Starting at the line that contains "Decode this image", quote each line exactly through the last line of the entries, both included.

==== GIVEN ENTRIES ====

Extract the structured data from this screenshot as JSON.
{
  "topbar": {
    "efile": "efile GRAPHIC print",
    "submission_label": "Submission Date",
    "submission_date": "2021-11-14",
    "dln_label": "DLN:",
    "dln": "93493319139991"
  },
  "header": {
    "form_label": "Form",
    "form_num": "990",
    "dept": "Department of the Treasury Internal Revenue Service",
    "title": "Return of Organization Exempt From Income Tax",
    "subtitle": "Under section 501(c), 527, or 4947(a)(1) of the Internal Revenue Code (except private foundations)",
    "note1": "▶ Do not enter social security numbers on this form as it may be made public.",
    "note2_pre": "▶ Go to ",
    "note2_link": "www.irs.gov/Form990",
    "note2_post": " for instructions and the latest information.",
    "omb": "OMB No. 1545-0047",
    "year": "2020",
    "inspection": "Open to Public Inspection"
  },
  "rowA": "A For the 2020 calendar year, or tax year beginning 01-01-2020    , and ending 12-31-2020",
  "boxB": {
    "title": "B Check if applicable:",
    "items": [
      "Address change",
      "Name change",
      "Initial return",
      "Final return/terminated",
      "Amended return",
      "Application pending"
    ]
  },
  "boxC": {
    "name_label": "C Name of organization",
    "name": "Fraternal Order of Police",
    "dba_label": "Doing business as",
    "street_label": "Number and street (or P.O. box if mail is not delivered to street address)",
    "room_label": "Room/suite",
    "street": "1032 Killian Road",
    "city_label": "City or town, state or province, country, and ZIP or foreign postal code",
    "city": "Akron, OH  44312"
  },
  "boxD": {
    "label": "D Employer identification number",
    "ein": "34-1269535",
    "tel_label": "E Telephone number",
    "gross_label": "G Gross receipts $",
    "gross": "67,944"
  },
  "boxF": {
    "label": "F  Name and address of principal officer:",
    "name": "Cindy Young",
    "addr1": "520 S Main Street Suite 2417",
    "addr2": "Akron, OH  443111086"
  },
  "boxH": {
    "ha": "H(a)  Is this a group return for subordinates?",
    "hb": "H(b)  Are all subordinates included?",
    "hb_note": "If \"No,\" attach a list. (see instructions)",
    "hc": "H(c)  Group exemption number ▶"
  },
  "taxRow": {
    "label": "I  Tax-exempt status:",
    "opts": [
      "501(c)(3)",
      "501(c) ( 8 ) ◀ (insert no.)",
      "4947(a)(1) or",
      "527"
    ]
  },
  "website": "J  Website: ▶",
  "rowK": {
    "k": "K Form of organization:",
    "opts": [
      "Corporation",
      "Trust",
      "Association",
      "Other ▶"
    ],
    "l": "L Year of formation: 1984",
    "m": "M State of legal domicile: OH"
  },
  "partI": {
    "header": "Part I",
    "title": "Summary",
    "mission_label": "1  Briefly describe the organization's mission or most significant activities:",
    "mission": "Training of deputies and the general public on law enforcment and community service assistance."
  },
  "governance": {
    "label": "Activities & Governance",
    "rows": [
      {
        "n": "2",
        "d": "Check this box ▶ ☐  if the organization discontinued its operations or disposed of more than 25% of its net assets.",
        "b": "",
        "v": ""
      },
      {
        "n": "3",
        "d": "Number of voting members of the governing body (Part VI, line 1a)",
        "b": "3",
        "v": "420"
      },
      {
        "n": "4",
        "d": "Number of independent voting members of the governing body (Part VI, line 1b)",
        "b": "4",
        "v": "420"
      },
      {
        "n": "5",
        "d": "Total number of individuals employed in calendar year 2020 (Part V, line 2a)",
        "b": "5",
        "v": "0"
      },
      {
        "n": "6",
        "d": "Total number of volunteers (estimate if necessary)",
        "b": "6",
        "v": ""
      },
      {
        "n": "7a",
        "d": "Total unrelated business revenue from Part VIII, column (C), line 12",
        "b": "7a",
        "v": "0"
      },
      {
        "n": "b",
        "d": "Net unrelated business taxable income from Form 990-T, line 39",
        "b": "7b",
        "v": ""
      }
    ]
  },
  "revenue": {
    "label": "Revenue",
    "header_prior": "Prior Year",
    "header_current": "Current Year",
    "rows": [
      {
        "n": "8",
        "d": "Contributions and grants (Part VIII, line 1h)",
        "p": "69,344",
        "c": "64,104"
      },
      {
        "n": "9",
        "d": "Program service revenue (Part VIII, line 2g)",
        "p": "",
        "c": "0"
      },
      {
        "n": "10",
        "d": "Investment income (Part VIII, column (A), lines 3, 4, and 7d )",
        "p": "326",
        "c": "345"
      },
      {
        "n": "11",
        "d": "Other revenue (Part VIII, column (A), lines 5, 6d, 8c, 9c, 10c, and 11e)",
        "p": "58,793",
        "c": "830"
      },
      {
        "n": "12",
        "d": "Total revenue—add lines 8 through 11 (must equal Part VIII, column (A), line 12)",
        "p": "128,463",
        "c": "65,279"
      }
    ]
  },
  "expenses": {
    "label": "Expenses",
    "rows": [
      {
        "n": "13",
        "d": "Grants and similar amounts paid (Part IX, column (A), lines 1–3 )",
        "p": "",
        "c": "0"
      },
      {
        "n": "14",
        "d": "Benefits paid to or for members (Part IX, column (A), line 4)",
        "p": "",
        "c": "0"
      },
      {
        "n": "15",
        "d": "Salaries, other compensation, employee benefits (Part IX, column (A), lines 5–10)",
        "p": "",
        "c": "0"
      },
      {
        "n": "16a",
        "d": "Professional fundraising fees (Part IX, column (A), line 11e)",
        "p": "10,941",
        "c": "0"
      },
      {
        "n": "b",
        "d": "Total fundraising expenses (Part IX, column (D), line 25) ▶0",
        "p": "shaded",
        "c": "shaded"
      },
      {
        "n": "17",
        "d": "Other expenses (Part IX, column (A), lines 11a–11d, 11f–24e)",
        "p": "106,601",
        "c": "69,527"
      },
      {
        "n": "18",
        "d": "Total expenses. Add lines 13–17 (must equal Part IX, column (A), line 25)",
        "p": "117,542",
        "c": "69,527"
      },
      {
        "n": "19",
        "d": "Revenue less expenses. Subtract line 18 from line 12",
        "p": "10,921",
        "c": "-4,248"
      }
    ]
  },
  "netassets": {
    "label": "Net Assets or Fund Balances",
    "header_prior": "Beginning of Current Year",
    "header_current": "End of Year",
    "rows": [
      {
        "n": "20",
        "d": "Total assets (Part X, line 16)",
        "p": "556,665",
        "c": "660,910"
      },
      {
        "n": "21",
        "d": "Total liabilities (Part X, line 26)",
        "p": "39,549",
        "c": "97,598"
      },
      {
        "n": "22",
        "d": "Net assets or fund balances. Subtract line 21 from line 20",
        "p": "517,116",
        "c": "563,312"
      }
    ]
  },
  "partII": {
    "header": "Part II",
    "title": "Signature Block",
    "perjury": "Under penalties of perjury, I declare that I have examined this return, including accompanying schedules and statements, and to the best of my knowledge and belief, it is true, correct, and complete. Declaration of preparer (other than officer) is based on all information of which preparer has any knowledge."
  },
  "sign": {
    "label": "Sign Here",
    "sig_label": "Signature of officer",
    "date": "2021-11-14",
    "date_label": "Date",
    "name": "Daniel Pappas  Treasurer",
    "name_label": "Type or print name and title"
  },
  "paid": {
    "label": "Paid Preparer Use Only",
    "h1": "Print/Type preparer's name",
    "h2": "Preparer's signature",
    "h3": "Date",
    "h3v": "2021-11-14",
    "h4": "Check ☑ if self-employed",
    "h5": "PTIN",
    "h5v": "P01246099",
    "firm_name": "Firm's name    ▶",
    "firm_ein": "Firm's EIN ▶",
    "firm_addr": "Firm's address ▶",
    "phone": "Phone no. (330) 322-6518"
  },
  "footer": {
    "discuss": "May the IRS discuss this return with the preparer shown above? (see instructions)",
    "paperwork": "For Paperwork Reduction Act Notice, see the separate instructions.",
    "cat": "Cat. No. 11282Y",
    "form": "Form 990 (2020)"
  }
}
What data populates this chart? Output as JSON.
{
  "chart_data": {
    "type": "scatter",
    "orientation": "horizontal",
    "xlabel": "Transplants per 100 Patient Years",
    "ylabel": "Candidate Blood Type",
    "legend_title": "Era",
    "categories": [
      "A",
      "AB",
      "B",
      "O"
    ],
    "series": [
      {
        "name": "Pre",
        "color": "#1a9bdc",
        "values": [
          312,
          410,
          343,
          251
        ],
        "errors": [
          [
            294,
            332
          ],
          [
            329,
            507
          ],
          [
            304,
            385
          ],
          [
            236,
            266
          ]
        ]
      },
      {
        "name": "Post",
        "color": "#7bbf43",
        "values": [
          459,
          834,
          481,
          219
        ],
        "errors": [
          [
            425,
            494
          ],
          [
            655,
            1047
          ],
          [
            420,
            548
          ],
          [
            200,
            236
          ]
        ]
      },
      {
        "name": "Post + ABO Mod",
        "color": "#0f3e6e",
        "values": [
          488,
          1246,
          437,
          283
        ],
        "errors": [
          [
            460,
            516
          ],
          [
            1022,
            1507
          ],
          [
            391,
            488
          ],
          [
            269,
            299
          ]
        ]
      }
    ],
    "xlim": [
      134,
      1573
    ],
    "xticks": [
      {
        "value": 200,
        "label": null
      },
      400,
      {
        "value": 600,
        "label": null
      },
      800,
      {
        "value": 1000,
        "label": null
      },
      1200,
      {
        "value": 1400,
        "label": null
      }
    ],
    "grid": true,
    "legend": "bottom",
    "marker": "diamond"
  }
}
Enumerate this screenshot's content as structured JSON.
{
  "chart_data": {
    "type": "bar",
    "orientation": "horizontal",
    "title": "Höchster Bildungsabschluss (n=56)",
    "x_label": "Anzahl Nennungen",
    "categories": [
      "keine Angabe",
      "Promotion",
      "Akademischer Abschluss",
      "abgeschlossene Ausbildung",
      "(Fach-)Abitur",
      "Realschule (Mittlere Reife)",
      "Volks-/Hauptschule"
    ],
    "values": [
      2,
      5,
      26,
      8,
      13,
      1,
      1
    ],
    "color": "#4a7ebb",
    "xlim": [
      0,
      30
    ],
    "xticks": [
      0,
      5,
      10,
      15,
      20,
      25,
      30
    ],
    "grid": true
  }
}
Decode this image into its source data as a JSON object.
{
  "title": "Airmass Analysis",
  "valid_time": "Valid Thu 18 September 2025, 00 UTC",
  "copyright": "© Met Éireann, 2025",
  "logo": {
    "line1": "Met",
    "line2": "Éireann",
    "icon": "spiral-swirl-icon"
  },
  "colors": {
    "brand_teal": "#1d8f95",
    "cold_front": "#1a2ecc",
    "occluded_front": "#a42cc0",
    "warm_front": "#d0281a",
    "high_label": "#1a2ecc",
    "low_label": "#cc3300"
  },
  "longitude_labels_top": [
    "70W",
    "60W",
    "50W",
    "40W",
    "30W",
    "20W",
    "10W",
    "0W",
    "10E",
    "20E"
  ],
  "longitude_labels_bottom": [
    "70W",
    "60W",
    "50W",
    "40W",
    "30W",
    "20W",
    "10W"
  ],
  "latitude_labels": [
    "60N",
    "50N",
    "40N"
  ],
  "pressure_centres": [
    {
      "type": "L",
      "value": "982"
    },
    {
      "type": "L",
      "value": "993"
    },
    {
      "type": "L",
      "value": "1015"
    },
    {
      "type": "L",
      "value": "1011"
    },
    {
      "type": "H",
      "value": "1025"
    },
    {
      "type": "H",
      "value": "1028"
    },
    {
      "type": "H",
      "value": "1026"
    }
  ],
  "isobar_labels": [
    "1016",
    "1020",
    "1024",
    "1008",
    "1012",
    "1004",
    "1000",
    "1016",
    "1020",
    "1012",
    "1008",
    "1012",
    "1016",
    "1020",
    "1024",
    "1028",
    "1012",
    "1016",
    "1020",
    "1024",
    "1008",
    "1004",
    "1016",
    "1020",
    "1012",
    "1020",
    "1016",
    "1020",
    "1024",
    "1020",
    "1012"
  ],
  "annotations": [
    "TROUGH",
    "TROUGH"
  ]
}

====

» **EXERCISE RESULT**:
Decode this image into its source data as a JSON object.
{
  "title": "Airmass Analysis",
  "valid_time": "Valid Thu 18 September 2025, 00 UTC",
  "copyright": "© Met Éireann, 2025",
  "logo": {
    "line1": "Met",
    "line2": "Éireann",
    "icon": "spiral-swirl-icon"
  },
  "colors": {
    "brand_teal": "#1d8f95",
    "cold_front": "#1a2ecc",
    "occluded_front": "#a42cc0",
    "warm_front": "#d0281a",
    "high_label": "#1a2ecc",
    "low_label": "#cc3300"
  },
  "longitude_labels_top": [
    "70W",
    "60W",
    "50W",
    "40W",
    "30W",
    "20W",
    "10W",
    "0W",
    "10E",
    "20E"
  ],
  "longitude_labels_bottom": [
    "70W",
    "60W",
    "50W",
    "40W",
    "30W",
    "20W",
    "10W"
  ],
  "latitude_labels": [
    "60N",
    "50N",
    "40N"
  ],
  "pressure_centres": [
    {
      "type": "L",
      "value": "982"
    },
    {
      "type": "L",
      "value": "993"
    },
    {
      "type": "L",
      "value": "1015"
    },
    {
      "type": "L",
      "value": "1011"
    },
    {
      "type": "H",
      "value": "1025"
    },
    {
      "type": "H",
      "value": "1028"
    },
    {
      "type": "H",
      "value": "1026"
    }
  ],
  "isobar_labels": [
    "1016",
    "1020",
    "1024",
    "1008",
    "1012",
    "1004",
    "1000",
    "1016",
    "1020",
    "1012",
    "1008",
    "1012",
    "1016",
    "1020",
    "1024",
    "1028",
    "1012",
    "1016",
    "1020",
    "1024",
    "1008",
    "1004",
    "1016",
    "1020",
    "1012",
    "1020",
    "1016",
    "1020",
    "1024",
    "1020",
    "1012"
  ],
  "annotations": [
    "TROUGH",
    "TROUGH"
  ]
}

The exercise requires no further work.